═════ Provided information ═════

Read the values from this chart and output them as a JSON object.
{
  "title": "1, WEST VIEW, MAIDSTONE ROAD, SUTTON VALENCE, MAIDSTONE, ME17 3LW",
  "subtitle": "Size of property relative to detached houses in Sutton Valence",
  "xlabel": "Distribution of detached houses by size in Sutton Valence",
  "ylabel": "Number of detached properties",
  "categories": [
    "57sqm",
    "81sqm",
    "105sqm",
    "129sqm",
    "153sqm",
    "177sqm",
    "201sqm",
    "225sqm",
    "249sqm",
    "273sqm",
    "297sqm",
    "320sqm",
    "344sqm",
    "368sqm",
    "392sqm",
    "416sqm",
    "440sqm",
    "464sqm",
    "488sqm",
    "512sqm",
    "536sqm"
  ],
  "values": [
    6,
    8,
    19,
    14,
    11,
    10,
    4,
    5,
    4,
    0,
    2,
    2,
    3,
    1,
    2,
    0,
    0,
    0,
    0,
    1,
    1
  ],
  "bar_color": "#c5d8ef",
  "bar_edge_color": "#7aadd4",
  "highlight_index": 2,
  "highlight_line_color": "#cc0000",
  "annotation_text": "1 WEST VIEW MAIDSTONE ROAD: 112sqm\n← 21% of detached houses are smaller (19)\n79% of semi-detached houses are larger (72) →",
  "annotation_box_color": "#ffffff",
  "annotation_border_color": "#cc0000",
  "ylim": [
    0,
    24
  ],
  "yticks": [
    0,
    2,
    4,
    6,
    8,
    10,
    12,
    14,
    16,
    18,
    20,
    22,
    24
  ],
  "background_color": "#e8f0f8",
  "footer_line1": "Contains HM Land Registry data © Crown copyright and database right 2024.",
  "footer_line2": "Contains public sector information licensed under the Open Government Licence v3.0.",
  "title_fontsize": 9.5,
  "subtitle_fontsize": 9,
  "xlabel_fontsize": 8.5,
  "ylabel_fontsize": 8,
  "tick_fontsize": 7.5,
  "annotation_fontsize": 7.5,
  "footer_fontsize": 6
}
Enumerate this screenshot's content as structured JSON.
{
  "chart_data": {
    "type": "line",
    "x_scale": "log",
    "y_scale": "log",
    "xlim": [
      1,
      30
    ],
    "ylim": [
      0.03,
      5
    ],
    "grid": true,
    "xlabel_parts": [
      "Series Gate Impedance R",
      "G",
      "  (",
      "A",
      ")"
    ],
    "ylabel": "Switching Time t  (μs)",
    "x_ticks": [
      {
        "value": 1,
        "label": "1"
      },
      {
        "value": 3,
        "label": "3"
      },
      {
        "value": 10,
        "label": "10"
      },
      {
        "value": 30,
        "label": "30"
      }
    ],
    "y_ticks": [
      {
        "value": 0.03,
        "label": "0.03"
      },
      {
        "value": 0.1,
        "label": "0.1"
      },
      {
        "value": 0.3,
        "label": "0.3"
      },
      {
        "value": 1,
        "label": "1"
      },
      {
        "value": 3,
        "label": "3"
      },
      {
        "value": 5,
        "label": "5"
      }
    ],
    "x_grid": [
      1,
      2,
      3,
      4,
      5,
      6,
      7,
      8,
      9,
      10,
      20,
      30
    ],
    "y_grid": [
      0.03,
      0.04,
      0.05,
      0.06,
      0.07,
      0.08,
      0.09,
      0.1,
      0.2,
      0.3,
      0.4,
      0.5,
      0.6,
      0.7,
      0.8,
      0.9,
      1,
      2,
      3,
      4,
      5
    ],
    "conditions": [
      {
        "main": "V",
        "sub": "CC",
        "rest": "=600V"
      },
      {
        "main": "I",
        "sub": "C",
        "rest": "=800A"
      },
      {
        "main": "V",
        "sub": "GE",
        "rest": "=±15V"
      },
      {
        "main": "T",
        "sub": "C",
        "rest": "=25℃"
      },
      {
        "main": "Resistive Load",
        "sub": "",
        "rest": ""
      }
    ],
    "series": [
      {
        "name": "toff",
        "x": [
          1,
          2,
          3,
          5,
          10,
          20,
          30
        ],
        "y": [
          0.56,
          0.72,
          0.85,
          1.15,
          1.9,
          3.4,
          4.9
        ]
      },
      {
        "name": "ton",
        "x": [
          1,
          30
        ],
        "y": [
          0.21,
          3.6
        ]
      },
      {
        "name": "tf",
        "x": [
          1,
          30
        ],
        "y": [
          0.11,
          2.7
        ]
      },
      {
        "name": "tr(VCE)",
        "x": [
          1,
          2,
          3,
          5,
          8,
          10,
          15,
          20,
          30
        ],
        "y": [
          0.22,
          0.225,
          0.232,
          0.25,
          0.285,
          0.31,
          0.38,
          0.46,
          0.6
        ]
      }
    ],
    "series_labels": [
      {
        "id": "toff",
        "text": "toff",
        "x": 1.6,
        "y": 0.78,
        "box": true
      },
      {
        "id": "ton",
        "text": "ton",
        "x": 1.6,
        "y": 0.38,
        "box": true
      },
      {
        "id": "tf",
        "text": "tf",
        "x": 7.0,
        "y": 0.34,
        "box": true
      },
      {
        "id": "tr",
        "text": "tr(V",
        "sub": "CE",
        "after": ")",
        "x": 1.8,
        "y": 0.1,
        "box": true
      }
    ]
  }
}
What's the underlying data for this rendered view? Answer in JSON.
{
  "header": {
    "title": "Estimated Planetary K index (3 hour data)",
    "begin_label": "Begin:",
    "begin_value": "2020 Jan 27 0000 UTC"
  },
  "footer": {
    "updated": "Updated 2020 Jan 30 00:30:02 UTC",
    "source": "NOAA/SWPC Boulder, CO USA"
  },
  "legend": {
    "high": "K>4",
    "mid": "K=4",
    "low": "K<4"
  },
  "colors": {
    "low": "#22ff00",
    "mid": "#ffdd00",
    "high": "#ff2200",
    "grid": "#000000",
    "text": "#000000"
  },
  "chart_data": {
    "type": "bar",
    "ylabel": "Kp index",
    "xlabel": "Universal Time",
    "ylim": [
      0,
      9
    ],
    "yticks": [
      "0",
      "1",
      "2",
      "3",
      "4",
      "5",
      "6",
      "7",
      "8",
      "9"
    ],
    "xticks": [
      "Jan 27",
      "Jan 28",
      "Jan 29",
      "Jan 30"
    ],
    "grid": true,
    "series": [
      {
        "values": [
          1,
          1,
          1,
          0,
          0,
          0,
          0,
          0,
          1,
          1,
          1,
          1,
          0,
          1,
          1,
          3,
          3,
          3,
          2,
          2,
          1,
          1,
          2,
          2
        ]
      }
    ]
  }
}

═════

Goal: Only the lines from the one containing "What's the underlying" to the end of the data should be printed, exactly as they stand.

The reply:
What's the underlying data for this rendered view? Answer in JSON.
{
  "header": {
    "title": "Estimated Planetary K index (3 hour data)",
    "begin_label": "Begin:",
    "begin_value": "2020 Jan 27 0000 UTC"
  },
  "footer": {
    "updated": "Updated 2020 Jan 30 00:30:02 UTC",
    "source": "NOAA/SWPC Boulder, CO USA"
  },
  "legend": {
    "high": "K>4",
    "mid": "K=4",
    "low": "K<4"
  },
  "colors": {
    "low": "#22ff00",
    "mid": "#ffdd00",
    "high": "#ff2200",
    "grid": "#000000",
    "text": "#000000"
  },
  "chart_data": {
    "type": "bar",
    "ylabel": "Kp index",
    "xlabel": "Universal Time",
    "ylim": [
      0,
      9
    ],
    "yticks": [
      "0",
      "1",
      "2",
      "3",
      "4",
      "5",
      "6",
      "7",
      "8",
      "9"
    ],
    "xticks": [
      "Jan 27",
      "Jan 28",
      "Jan 29",
      "Jan 30"
    ],
    "grid": true,
    "series": [
      {
        "values": [
          1,
          1,
          1,
          0,
          0,
          0,
          0,
          0,
          1,
          1,
          1,
          1,
          0,
          1,
          1,
          3,
          3,
          3,
          2,
          2,
          1,
          1,
          2,
          2
        ]
      }
    ]
  }
}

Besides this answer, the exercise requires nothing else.